A topic about **Microsoft Windows**:

In [14]:
tm.topics[33]

'windows dos software font printer print fonts driver microsoft laser'

In [15]:
tm.get_docs([33])[0]

('software publishing superbase windows ocr system readright for windows ocr system readright for dos unregistered zortech bit compiler with multiscope windows whitewater resource library source code commonview windows applications framework for borland spontaneous assembly library with source code microsoft macro assembly microsoft windows sdk documentation microsoft foxpro wordperfect toolkit kedwell software databoss c code generator kedwell installboss installation generator liant software windows application framework with source code ibm toolkit cbtree library with source code symantec timeline for windows timeslip timesheet professional for windows',
 93,
 0.5940832459912094,
 33)

A topic about **computer hardware**:

In [16]:
tm.topics[11]

'drive card disk hard scsi know use serial does apple'

In [17]:
tm.get_docs([11])[0]

('here is my gateway micronics isa ram ide hd drive ide hd drive adaptec scsi with scsi bios enabled seagate scsi drive when i boot up i get the adaptec bios but it says something scsi bios not and i get to the seagate i go into phoenixbios remove the entry for drive and i can access the is there a way to get two ide drives and the seagate at the same i have but it just hangs the',
 3243,
 0.8519254747730485,
 11)

A topic about **Apple Macs**:

In [18]:
tm.topics[23]

'mac ibm info pc ii usa fast mode dec quadra'

In [19]:
tm.get_docs([23])[0]

('all this shows is that you know much about a controler range is indeed and that is all you have right about scsi a controller with burst note the increase in the mac quadra uses this version of so it does some pc use this set up with burst or fast with burst and with burst by your own data the scsi is twice as fast as is correct with a controller chip can reach which is indeed faster than of is all these scsi facts have been posted to this newsgroup in my mac ibm info sheet by ftp on in the as should be but may still be part of this problem is both mac and ibm pc are inconsiant about what scsi is though it is well documented that the quadra has a chip an apple salesperson said uses a fast at a burst it does is maximum synchronous and quadra uses ansynchronous scsi which is it seems that mac and ibm see interface and think when it maybe a interface driven in the machine by a controller chip in mode is much faster then true can',
 6,
 0.5495197635790885,
 23)

## Visualizing Topics

Let's combine these technology-related documents into a set of positive examples of technology-focused posts and visualize them.  To do so, we must represent each document as probability distribution over topics.  We will also compile the original newsgroup categories for each document, so that they can be included in the visualization. (This is why we invoked the `filter` method earler.)

In [20]:
tech_topics = [11, 23, 33, 34]
tech_probs = tm.get_doctopics(topic_ids=tech_topics)
doc_ids = [doc[1] for doc in tm.get_docs(topic_ids=tech_topics)]
newsgroup_categories = [categories[doc_id] for doc_id in doc_ids]

In [21]:
tm.visualize_documents(doc_topics=tech_probs, extra_info={'cat': newsgroup_categories})

reducing to 2 dimensions...[t-SNE] Computing 91 nearest neighbors...

▸ OBJECTIVE 1
In two sentences, what does the topic-modeling excerpt show?
The text and the records come from separate sources.

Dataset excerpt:
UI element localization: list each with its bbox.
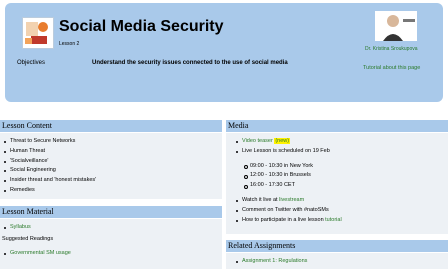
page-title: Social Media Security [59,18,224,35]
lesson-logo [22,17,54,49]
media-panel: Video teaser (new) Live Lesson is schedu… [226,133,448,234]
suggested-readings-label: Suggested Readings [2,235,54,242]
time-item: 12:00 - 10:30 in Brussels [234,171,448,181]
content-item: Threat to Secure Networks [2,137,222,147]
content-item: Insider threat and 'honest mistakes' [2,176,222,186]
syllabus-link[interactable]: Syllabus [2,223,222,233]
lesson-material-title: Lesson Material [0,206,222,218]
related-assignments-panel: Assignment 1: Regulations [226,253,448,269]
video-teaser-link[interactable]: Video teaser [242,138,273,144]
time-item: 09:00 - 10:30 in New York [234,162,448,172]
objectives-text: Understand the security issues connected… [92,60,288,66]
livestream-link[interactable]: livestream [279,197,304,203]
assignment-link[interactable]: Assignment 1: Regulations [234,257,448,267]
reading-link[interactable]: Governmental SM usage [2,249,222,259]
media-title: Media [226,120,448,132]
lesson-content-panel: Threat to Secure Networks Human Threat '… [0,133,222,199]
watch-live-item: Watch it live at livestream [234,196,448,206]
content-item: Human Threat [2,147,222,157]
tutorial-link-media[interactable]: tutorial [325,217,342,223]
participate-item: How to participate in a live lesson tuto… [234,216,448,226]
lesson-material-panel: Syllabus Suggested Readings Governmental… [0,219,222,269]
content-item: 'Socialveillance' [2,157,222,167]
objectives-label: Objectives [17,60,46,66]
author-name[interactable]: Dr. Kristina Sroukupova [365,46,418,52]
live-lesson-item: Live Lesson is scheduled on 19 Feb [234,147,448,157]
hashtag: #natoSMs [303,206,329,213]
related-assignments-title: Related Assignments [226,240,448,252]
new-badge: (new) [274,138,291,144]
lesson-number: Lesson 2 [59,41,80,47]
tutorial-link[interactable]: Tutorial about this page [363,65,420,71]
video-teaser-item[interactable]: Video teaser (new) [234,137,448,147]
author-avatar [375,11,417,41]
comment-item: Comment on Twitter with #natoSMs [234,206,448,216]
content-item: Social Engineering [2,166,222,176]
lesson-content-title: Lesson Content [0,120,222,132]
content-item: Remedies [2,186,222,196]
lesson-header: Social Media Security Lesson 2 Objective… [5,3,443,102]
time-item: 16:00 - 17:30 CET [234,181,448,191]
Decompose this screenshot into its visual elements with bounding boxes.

--

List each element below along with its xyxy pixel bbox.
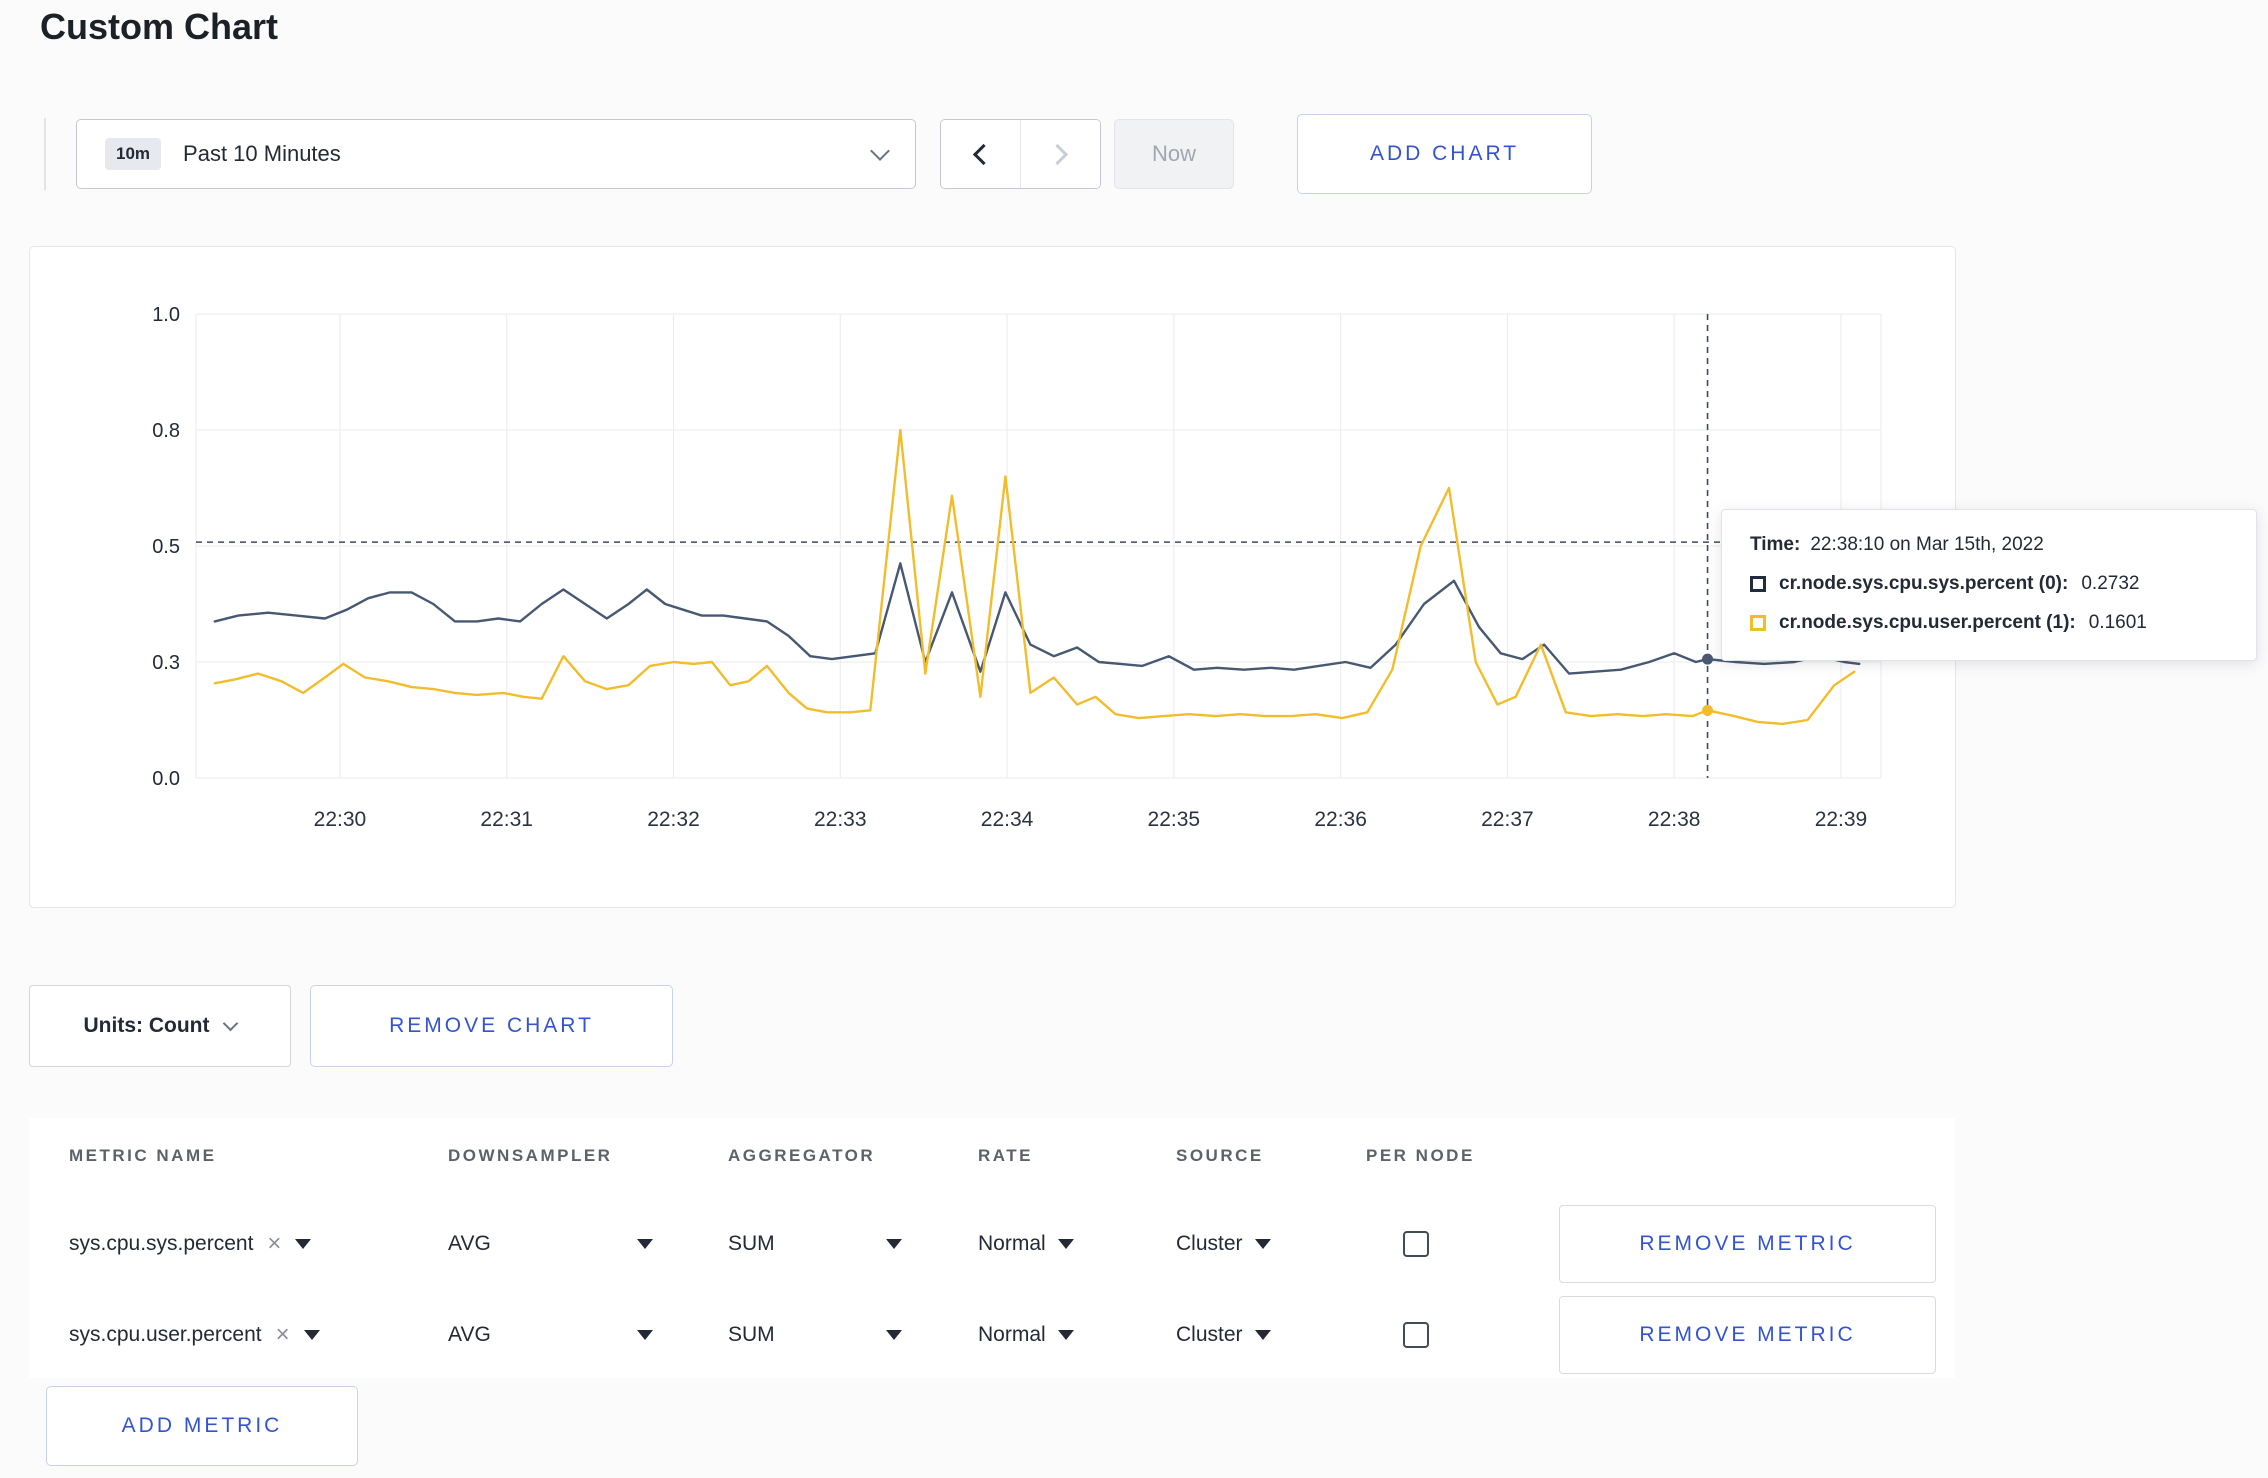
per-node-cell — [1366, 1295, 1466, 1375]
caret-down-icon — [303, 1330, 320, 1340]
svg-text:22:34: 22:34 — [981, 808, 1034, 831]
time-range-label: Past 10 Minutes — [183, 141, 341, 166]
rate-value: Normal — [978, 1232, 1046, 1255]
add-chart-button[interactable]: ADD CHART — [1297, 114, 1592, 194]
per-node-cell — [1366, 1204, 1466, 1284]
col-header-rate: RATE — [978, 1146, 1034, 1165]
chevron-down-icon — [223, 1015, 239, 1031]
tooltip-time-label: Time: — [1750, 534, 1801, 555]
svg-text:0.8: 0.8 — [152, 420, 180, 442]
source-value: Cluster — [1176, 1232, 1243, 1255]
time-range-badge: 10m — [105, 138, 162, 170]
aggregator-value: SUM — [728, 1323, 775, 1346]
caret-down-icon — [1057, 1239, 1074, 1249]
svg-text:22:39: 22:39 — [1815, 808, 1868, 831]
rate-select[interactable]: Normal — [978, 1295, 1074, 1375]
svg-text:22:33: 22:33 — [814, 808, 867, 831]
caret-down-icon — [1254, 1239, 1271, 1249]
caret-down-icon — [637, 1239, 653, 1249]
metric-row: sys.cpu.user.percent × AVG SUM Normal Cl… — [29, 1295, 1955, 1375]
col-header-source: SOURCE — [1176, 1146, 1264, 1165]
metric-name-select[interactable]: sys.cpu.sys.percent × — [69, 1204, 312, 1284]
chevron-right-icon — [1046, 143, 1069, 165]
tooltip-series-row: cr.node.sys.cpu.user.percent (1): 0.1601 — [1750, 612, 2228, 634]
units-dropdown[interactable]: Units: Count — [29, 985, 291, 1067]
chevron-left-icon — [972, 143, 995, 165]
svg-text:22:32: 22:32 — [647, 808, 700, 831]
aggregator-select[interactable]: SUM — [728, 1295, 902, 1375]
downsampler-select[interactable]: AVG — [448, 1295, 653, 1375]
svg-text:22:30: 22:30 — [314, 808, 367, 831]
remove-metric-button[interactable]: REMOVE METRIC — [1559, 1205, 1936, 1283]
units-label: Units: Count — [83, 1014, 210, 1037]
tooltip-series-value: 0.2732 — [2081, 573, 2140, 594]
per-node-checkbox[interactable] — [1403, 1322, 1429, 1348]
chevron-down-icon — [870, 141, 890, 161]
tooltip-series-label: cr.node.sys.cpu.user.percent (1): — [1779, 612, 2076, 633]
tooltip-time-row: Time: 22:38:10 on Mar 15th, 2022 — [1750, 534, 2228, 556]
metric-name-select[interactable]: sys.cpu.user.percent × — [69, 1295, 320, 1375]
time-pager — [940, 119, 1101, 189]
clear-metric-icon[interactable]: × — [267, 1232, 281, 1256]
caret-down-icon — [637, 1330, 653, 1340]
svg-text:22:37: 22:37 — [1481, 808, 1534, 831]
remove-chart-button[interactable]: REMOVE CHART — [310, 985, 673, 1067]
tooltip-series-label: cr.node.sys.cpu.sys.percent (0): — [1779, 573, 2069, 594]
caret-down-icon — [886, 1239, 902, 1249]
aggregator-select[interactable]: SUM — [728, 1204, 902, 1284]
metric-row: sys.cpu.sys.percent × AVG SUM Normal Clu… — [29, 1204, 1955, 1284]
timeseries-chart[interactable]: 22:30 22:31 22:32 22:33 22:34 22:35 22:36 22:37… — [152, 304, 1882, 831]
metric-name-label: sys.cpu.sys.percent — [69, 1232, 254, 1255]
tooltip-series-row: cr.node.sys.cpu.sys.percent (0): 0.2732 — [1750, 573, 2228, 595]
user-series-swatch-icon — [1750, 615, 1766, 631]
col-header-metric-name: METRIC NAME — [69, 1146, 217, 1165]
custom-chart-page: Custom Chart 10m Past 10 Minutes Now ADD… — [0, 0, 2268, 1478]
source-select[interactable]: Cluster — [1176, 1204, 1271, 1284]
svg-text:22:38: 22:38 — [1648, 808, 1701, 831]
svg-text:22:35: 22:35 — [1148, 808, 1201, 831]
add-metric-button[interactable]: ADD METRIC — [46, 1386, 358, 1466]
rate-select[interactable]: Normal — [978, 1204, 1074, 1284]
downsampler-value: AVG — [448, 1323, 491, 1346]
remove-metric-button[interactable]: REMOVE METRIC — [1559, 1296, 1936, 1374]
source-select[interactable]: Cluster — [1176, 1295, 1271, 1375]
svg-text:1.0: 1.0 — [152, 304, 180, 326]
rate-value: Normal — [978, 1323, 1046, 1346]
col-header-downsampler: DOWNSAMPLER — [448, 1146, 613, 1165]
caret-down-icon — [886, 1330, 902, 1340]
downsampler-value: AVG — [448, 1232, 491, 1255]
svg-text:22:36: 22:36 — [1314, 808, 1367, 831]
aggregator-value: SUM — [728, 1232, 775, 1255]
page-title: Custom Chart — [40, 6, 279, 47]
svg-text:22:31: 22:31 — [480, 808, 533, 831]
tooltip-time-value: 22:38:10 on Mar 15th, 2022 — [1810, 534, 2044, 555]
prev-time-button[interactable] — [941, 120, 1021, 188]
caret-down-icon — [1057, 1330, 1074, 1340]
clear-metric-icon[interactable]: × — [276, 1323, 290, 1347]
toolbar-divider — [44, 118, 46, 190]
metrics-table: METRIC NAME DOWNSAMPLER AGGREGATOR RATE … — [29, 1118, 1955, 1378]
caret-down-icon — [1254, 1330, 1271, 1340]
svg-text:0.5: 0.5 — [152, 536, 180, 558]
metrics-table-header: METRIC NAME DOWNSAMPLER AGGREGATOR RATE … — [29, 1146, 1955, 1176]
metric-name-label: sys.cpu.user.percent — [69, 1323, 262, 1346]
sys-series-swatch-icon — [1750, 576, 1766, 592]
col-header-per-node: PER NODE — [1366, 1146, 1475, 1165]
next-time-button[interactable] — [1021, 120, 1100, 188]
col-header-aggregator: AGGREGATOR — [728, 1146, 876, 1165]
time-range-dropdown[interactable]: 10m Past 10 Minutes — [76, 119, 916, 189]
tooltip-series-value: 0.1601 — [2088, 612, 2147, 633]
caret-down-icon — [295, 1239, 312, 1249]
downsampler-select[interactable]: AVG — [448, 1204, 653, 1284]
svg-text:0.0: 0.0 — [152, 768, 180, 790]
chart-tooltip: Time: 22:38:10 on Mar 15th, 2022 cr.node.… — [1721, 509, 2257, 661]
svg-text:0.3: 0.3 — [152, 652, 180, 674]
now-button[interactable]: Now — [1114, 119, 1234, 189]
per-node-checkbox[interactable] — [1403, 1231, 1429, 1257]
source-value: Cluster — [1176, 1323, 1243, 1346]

▸ OBJECTIVE 2
Can you extract the records from the line containing "per-node-cell — [1366, 1295, 1466, 1375]" through the line containing "tooltip-time-row: Time: 22:38:10", both included, copying each line exactly?

▸ CORRECT OUTPUT 1
The excerpt shows three topics, about Microsoft Windows, computer hardware and Apple Macs, each with its top words and a representative document. It then combines the technology-related documents into one set, represents each as a probability distribution over topics along with its original newsgroup category, and visualizes them.

▸ CORRECT OUTPUT 2
per-node-cell — [1366, 1295, 1466, 1375]
caret-down-icon — [303, 1330, 320, 1340]
svg-text:22:34: 22:34 — [981, 808, 1034, 831]
time-range-label: Past 10 Minutes — [183, 141, 341, 166]
rate-value: Normal — [978, 1232, 1046, 1255]
add-chart-button[interactable]: ADD CHART — [1297, 114, 1592, 194]
per-node-cell — [1366, 1204, 1466, 1284]
col-header-rate: RATE — [978, 1146, 1034, 1165]
chevron-down-icon — [223, 1015, 239, 1031]
tooltip-time-label: Time: — [1750, 534, 1801, 555]
svg-text:0.8: 0.8 — [152, 420, 180, 442]
source-value: Cluster — [1176, 1232, 1243, 1255]
time-range-badge: 10m — [105, 138, 162, 170]
aggregator-value: SUM — [728, 1323, 775, 1346]
caret-down-icon — [1057, 1239, 1074, 1249]
svg-text:22:39: 22:39 — [1815, 808, 1868, 831]
rate-select[interactable]: Normal — [978, 1295, 1074, 1375]
svg-text:22:33: 22:33 — [814, 808, 867, 831]
caret-down-icon — [1254, 1239, 1271, 1249]
caret-down-icon — [637, 1239, 653, 1249]
metric-row: sys.cpu.user.percent × AVG SUM Normal Cl… — [29, 1295, 1955, 1375]
col-header-source: SOURCE — [1176, 1146, 1264, 1165]
metric-name-select[interactable]: sys.cpu.sys.percent × — [69, 1204, 312, 1284]
chevron-right-icon — [1046, 143, 1069, 165]
tooltip-series-row: cr.node.sys.cpu.user.percent (1): 0.1601 — [1750, 612, 2228, 634]
units-dropdown[interactable]: Units: Count — [29, 985, 291, 1067]
chevron-left-icon — [972, 143, 995, 165]
svg-text:22:32: 22:32 — [647, 808, 700, 831]
aggregator-select[interactable]: SUM — [728, 1295, 902, 1375]
downsampler-select[interactable]: AVG — [448, 1295, 653, 1375]
svg-text:22:30: 22:30 — [314, 808, 367, 831]
remove-metric-button[interactable]: REMOVE METRIC — [1559, 1205, 1936, 1283]
units-label: Units: Count — [83, 1014, 210, 1037]
tooltip-series-value: 0.2732 — [2081, 573, 2140, 594]
per-node-checkbox[interactable] — [1403, 1322, 1429, 1348]
chevron-down-icon — [870, 141, 890, 161]
tooltip-series-label: cr.node.sys.cpu.user.percent (1): — [1779, 612, 2076, 633]
tooltip-time-row: Time: 22:38:10 on Mar 15th, 2022 — [1750, 534, 2228, 556]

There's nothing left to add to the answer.